Stored data

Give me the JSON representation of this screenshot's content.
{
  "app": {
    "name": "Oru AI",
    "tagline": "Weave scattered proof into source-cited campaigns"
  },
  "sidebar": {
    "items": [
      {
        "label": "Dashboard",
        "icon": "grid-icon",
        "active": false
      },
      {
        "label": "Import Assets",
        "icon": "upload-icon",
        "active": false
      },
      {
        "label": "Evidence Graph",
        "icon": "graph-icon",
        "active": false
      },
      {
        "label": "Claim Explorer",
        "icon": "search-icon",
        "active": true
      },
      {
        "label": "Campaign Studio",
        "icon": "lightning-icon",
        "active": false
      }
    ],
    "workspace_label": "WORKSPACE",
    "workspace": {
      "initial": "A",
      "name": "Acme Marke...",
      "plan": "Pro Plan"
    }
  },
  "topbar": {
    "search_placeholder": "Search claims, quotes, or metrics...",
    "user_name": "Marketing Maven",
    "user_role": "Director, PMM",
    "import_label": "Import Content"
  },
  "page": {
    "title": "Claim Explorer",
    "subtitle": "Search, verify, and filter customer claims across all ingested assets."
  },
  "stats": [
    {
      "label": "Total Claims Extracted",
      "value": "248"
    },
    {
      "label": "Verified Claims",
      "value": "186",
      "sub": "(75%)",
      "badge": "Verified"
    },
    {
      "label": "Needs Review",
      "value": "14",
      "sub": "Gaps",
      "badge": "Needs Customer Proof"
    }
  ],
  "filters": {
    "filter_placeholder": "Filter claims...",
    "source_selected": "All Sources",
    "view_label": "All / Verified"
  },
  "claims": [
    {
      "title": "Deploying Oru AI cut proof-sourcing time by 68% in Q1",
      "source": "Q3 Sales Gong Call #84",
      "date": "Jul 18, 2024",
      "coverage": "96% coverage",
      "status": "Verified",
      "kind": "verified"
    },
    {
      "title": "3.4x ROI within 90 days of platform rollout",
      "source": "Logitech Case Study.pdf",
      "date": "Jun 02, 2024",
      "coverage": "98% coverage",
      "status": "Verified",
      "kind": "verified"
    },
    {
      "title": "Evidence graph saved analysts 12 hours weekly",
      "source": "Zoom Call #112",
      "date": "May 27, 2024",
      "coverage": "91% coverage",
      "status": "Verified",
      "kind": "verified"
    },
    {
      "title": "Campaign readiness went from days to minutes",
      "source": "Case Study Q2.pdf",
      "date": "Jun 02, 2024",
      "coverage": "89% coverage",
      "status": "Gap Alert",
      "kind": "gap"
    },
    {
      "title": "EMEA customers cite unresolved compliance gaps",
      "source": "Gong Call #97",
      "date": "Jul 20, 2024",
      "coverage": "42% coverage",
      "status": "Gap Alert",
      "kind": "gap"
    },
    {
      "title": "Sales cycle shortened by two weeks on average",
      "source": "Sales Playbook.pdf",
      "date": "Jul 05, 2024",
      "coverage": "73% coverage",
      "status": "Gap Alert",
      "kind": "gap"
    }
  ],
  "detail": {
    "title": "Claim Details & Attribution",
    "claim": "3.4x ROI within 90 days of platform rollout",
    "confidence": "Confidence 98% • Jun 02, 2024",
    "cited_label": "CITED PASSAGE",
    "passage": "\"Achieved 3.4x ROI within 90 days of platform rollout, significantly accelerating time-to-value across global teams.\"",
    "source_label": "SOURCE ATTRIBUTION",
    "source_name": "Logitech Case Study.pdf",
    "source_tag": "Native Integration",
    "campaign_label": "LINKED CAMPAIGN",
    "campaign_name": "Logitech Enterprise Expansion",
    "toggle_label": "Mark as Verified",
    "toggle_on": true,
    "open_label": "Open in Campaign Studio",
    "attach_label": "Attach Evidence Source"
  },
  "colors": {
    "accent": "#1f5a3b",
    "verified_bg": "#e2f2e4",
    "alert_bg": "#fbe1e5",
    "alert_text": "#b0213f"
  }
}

> **BRIEF**:
Check each line of the entries above, and show every one holding the word "Sales".

> **SOLUTION TO THIS EXERCISE**:
      "source": "Q3 Sales Gong Call #84",
      "title": "Sales cycle shortened by two weeks on average",
      "source": "Sales Playbook.pdf",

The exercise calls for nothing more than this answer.